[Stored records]
%%
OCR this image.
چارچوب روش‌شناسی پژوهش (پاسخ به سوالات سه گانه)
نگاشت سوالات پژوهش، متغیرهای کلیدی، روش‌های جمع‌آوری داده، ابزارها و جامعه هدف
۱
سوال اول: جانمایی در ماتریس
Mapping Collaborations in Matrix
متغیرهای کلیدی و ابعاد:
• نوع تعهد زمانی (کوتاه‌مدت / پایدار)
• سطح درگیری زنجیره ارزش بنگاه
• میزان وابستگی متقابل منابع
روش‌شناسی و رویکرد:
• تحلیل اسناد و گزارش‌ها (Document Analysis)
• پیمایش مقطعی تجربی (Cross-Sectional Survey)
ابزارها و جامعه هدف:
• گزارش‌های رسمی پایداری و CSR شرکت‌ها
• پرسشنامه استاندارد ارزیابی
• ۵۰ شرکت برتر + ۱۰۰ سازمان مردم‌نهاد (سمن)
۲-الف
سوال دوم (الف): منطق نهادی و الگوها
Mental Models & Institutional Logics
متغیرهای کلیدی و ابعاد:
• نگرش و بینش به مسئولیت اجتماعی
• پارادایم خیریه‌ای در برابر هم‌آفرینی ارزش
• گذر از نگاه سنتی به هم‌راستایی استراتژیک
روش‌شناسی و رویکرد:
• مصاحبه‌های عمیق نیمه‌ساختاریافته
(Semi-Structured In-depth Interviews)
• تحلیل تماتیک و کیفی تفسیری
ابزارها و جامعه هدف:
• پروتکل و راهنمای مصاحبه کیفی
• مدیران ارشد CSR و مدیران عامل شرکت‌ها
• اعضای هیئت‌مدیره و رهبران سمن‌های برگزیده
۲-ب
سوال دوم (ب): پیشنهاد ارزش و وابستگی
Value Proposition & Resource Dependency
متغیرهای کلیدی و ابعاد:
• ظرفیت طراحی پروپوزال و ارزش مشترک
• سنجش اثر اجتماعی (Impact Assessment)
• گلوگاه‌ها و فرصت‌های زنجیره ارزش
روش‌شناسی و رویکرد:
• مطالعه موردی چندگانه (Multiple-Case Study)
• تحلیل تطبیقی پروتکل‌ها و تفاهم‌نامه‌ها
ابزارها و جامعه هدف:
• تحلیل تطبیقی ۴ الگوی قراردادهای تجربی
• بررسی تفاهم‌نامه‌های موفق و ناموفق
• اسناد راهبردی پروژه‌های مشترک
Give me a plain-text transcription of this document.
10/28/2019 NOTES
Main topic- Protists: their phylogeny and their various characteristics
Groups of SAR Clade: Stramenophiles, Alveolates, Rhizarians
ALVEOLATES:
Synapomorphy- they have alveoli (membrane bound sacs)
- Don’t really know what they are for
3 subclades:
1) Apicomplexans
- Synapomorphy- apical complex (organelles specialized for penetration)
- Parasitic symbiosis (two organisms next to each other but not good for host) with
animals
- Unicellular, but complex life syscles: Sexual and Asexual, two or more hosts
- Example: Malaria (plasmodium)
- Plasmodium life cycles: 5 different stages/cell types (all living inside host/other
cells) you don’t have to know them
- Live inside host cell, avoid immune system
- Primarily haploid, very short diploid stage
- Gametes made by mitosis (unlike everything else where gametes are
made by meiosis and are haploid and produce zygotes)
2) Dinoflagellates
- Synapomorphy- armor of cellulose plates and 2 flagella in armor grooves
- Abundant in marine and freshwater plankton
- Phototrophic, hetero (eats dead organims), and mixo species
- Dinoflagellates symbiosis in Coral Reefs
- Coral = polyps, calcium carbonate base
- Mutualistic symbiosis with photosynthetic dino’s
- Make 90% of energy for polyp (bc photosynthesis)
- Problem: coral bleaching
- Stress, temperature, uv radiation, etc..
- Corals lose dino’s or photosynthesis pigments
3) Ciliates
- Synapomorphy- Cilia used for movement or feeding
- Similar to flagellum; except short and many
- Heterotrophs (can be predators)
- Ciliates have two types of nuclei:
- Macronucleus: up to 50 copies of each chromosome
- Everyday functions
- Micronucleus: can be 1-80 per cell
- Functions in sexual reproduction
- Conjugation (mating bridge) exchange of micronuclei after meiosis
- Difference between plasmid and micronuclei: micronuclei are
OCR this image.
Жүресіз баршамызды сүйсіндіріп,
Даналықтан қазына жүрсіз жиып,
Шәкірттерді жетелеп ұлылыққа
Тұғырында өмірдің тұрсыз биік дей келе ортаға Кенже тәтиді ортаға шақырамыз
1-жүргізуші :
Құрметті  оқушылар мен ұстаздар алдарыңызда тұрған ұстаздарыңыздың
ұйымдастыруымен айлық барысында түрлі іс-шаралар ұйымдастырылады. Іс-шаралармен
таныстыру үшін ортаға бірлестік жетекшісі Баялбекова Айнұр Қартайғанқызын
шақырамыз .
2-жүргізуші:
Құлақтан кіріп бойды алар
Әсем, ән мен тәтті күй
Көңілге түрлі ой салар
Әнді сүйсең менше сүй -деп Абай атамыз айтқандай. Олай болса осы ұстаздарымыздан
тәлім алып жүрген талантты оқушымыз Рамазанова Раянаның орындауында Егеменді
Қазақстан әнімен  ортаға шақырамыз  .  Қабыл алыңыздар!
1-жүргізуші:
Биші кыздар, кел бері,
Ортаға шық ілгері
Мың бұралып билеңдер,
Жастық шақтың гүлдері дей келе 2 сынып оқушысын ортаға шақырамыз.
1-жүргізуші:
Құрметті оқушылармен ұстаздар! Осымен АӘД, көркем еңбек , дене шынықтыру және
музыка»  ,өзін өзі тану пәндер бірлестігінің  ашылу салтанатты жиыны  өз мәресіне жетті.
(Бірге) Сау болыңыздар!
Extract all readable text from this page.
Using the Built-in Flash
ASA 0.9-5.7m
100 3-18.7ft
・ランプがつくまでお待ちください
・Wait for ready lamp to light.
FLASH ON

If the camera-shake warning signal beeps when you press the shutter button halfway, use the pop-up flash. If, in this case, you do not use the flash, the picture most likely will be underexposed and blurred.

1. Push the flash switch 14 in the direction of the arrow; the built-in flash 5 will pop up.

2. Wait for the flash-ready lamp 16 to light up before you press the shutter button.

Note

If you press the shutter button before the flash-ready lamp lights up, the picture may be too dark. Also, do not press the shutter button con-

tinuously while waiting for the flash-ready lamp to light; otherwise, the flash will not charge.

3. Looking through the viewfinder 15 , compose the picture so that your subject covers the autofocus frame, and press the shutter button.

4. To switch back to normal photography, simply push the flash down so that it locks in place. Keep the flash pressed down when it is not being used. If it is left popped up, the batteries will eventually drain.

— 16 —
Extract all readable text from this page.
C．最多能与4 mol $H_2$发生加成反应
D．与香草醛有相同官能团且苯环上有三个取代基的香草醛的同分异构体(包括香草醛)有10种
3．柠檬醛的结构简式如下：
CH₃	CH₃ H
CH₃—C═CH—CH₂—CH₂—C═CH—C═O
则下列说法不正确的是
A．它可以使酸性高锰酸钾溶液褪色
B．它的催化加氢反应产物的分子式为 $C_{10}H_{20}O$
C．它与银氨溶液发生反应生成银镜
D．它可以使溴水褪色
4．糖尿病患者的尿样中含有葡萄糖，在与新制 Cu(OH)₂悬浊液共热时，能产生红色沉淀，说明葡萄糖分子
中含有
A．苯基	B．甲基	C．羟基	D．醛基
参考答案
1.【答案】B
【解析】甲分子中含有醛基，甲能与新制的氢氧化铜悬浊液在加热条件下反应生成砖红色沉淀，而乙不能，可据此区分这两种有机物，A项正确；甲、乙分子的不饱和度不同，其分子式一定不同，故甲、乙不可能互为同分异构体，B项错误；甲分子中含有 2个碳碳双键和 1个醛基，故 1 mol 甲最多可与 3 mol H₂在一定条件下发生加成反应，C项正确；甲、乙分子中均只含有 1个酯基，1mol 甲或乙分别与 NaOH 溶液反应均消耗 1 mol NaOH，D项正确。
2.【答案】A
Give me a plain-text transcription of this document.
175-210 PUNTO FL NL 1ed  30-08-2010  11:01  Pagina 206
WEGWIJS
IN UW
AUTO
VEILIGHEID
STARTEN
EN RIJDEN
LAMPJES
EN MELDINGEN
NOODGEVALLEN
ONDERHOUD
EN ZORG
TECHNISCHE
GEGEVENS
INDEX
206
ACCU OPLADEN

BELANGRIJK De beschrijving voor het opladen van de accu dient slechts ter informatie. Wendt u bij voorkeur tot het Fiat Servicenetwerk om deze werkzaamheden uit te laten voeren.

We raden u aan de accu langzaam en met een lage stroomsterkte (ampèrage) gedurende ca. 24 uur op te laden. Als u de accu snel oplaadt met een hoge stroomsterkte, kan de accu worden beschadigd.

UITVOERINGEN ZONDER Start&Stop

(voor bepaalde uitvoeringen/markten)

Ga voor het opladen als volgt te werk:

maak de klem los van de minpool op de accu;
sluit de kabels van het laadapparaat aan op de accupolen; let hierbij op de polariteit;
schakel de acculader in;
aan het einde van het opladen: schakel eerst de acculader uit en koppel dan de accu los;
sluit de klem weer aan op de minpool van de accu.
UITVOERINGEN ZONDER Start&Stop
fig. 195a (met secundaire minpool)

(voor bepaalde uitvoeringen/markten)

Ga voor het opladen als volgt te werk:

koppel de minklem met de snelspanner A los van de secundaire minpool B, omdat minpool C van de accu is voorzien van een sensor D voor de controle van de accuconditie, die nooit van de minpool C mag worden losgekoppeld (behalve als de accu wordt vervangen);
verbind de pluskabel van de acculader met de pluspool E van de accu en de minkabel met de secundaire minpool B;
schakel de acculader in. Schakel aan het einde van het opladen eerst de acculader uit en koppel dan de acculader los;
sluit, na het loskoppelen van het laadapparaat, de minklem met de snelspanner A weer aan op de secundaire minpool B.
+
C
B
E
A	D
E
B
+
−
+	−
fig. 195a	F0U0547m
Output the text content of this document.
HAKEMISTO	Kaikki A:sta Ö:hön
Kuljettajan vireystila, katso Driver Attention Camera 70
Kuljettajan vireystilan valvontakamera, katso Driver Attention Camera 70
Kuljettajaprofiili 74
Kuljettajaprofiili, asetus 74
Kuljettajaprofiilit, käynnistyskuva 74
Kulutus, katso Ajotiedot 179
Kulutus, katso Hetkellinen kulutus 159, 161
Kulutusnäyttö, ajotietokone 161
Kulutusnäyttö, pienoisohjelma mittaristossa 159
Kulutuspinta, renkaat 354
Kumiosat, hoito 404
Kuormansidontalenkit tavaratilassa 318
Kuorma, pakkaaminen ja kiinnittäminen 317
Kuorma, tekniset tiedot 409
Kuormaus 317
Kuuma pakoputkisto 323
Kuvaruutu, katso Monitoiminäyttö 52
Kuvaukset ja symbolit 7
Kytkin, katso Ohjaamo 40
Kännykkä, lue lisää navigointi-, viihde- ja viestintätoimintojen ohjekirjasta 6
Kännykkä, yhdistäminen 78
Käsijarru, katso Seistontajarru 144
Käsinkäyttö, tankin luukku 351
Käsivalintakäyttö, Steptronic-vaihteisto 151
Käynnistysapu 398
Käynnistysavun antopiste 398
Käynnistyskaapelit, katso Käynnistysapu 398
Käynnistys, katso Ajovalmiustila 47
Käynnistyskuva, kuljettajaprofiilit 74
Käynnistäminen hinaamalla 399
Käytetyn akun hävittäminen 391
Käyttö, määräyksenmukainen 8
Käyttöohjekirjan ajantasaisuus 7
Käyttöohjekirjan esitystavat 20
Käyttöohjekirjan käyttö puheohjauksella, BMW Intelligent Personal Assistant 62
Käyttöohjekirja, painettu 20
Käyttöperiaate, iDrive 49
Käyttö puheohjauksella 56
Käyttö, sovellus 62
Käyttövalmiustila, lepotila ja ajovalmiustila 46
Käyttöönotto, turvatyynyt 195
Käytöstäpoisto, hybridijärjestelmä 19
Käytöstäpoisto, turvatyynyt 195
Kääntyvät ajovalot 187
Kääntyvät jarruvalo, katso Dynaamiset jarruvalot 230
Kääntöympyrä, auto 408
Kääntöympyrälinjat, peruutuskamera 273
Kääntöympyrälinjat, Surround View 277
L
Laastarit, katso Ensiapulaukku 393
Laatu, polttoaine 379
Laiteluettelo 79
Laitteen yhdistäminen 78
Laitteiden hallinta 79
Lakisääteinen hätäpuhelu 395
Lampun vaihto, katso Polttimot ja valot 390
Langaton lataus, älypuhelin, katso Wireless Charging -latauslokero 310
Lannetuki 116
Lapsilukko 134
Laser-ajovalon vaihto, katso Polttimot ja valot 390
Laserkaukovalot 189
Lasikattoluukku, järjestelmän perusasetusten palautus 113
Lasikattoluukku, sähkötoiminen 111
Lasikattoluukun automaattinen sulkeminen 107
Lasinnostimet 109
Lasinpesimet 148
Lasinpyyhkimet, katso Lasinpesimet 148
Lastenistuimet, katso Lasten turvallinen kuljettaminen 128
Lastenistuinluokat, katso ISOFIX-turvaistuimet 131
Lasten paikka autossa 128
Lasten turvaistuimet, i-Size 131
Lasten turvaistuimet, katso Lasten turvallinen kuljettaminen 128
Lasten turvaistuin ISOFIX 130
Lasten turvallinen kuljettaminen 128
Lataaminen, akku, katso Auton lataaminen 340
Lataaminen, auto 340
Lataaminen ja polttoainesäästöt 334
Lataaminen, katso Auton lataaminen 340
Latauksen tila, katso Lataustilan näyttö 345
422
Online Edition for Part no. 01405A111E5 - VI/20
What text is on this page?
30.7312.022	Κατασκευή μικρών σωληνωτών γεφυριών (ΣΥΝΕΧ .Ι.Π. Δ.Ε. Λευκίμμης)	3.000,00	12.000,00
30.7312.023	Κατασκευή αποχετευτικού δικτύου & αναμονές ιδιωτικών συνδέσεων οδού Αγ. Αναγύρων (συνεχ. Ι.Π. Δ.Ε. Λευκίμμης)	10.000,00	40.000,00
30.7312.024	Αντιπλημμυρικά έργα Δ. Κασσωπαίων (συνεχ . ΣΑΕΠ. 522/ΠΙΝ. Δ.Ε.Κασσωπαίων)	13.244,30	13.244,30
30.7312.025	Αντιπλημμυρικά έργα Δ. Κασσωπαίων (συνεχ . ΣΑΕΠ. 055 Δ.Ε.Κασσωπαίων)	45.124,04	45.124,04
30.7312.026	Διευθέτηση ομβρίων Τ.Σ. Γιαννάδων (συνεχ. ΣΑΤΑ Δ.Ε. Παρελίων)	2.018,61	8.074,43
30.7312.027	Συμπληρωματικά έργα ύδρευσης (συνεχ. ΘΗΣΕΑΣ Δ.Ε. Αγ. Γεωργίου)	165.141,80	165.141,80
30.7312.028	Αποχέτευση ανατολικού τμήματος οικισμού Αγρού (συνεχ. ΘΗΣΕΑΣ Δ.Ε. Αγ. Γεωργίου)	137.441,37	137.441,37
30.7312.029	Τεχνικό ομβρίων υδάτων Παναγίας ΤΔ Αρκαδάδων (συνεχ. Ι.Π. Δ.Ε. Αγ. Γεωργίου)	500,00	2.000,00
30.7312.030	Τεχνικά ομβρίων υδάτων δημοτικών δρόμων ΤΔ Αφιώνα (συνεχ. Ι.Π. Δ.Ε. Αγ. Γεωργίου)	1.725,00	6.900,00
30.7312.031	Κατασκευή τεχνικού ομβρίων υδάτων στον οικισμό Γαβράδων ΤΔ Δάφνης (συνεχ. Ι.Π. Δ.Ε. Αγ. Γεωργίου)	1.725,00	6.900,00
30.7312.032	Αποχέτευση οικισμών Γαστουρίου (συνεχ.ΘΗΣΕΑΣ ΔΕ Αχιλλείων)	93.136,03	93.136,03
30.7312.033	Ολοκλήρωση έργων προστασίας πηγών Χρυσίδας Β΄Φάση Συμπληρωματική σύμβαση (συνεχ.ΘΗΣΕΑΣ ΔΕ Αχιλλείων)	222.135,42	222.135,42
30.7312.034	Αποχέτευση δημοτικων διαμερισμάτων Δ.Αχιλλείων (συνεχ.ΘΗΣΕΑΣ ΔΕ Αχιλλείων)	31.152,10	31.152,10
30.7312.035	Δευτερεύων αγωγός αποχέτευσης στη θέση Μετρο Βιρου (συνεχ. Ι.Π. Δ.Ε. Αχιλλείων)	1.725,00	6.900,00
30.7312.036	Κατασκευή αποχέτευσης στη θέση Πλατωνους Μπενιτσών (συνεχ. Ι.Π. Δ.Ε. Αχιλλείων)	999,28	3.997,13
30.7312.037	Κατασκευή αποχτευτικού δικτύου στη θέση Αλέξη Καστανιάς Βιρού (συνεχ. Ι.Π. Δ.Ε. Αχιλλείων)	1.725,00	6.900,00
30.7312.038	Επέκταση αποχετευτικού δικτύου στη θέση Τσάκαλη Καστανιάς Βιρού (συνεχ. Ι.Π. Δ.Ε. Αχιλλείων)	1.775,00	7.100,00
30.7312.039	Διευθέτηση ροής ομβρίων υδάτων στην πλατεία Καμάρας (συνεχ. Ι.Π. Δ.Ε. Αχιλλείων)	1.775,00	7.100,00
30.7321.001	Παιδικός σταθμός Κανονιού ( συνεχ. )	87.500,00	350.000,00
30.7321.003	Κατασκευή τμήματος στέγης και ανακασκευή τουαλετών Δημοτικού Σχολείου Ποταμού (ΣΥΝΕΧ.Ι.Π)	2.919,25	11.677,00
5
%%
◆ **Aim**: Check each line of the records above for the word "will", then give the number of lines that have it, with no other words.

◆ **Output for this exercise**: 4